▶ **Input material**:
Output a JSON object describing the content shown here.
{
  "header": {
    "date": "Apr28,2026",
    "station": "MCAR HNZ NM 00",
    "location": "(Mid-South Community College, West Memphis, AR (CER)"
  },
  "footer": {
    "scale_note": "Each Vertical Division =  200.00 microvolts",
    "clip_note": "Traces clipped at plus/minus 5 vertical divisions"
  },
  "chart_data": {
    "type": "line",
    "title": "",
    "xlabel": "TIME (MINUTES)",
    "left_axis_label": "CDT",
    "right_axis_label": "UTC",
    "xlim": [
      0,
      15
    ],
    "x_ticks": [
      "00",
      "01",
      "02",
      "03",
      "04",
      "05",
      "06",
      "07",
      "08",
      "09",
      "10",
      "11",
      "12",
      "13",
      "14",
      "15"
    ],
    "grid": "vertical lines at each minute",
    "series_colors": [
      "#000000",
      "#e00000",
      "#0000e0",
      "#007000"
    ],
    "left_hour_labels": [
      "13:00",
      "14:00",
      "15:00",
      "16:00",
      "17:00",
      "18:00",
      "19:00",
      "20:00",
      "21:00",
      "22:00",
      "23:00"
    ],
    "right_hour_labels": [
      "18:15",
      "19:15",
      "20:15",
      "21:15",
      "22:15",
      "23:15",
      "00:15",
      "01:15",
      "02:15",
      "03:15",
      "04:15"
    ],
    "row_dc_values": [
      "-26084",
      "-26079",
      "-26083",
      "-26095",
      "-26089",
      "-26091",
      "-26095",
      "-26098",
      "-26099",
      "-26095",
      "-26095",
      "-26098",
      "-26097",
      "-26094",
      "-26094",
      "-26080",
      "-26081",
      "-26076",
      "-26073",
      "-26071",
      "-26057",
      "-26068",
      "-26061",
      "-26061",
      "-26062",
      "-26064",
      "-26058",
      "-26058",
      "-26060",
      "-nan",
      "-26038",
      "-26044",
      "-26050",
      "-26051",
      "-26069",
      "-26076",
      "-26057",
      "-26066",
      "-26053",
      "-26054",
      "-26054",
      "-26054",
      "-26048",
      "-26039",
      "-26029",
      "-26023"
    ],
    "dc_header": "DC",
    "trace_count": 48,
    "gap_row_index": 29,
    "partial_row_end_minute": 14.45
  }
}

▶ **Task details**: Every entry should be printed again exactly as written.

▶ **Result below**:
Output a JSON object describing the content shown here.
{
  "header": {
    "date": "Apr28,2026",
    "station": "MCAR HNZ NM 00",
    "location": "(Mid-South Community College, West Memphis, AR (CER)"
  },
  "footer": {
    "scale_note": "Each Vertical Division =  200.00 microvolts",
    "clip_note": "Traces clipped at plus/minus 5 vertical divisions"
  },
  "chart_data": {
    "type": "line",
    "title": "",
    "xlabel": "TIME (MINUTES)",
    "left_axis_label": "CDT",
    "right_axis_label": "UTC",
    "xlim": [
      0,
      15
    ],
    "x_ticks": [
      "00",
      "01",
      "02",
      "03",
      "04",
      "05",
      "06",
      "07",
      "08",
      "09",
      "10",
      "11",
      "12",
      "13",
      "14",
      "15"
    ],
    "grid": "vertical lines at each minute",
    "series_colors": [
      "#000000",
      "#e00000",
      "#0000e0",
      "#007000"
    ],
    "left_hour_labels": [
      "13:00",
      "14:00",
      "15:00",
      "16:00",
      "17:00",
      "18:00",
      "19:00",
      "20:00",
      "21:00",
      "22:00",
      "23:00"
    ],
    "right_hour_labels": [
      "18:15",
      "19:15",
      "20:15",
      "21:15",
      "22:15",
      "23:15",
      "00:15",
      "01:15",
      "02:15",
      "03:15",
      "04:15"
    ],
    "row_dc_values": [
      "-26084",
      "-26079",
      "-26083",
      "-26095",
      "-26089",
      "-26091",
      "-26095",
      "-26098",
      "-26099",
      "-26095",
      "-26095",
      "-26098",
      "-26097",
      "-26094",
      "-26094",
      "-26080",
      "-26081",
      "-26076",
      "-26073",
      "-26071",
      "-26057",
      "-26068",
      "-26061",
      "-26061",
      "-26062",
      "-26064",
      "-26058",
      "-26058",
      "-26060",
      "-nan",
      "-26038",
      "-26044",
      "-26050",
      "-26051",
      "-26069",
      "-26076",
      "-26057",
      "-26066",
      "-26053",
      "-26054",
      "-26054",
      "-26054",
      "-26048",
      "-26039",
      "-26029",
      "-26023"
    ],
    "dc_header": "DC",
    "trace_count": 48,
    "gap_row_index": 29,
    "partial_row_end_minute": 14.45
  }
}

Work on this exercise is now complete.